- _WHAT THE TASK ASKS_: Restate all of the entries exactly, dropping any pictures they hold.

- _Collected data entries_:
◆ ◆ ◆ ◆
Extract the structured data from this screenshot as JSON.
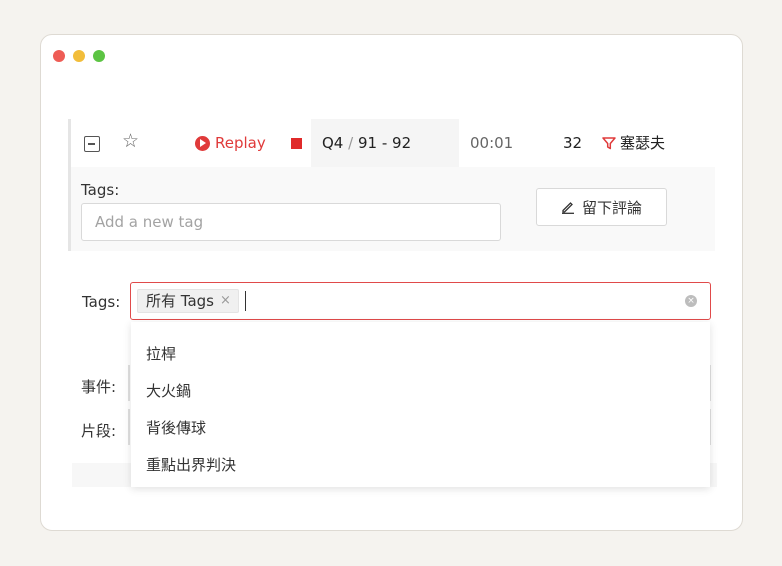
{
  "window": {
    "traffic_colors": [
      "#ee5c55",
      "#f2bd3a",
      "#5cc443"
    ]
  },
  "event_row": {
    "replay_label": "Replay",
    "period": "Q4",
    "slash": "/",
    "score": "91 - 92",
    "clock": "00:01",
    "count": "32",
    "team": "塞瑟夫",
    "accent_color": "#e03a3a"
  },
  "event_tags": {
    "label": "Tags:",
    "placeholder": "Add a new tag",
    "comment_button": "留下評論"
  },
  "filter": {
    "tags_label": "Tags",
    "colon": ":",
    "selected_chip": "所有 Tags",
    "chip_remove": "×",
    "event_label": "事件:",
    "clip_label": "片段:",
    "dropdown_options": [
      "拉桿",
      "大火鍋",
      "背後傳球",
      "重點出界判決"
    ]
  }
}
◆ ◆ ◆ ◆
- _TASK ANSWER_:
Extract the structured data from this screenshot as JSON.
{
  "window": {
    "traffic_colors": [
      "#ee5c55",
      "#f2bd3a",
      "#5cc443"
    ]
  },
  "event_row": {
    "replay_label": "Replay",
    "period": "Q4",
    "slash": "/",
    "score": "91 - 92",
    "clock": "00:01",
    "count": "32",
    "team": "塞瑟夫",
    "accent_color": "#e03a3a"
  },
  "event_tags": {
    "label": "Tags:",
    "placeholder": "Add a new tag",
    "comment_button": "留下評論"
  },
  "filter": {
    "tags_label": "Tags",
    "colon": ":",
    "selected_chip": "所有 Tags",
    "chip_remove": "×",
    "event_label": "事件:",
    "clip_label": "片段:",
    "dropdown_options": [
      "拉桿",
      "大火鍋",
      "背後傳球",
      "重點出界判決"
    ]
  }
}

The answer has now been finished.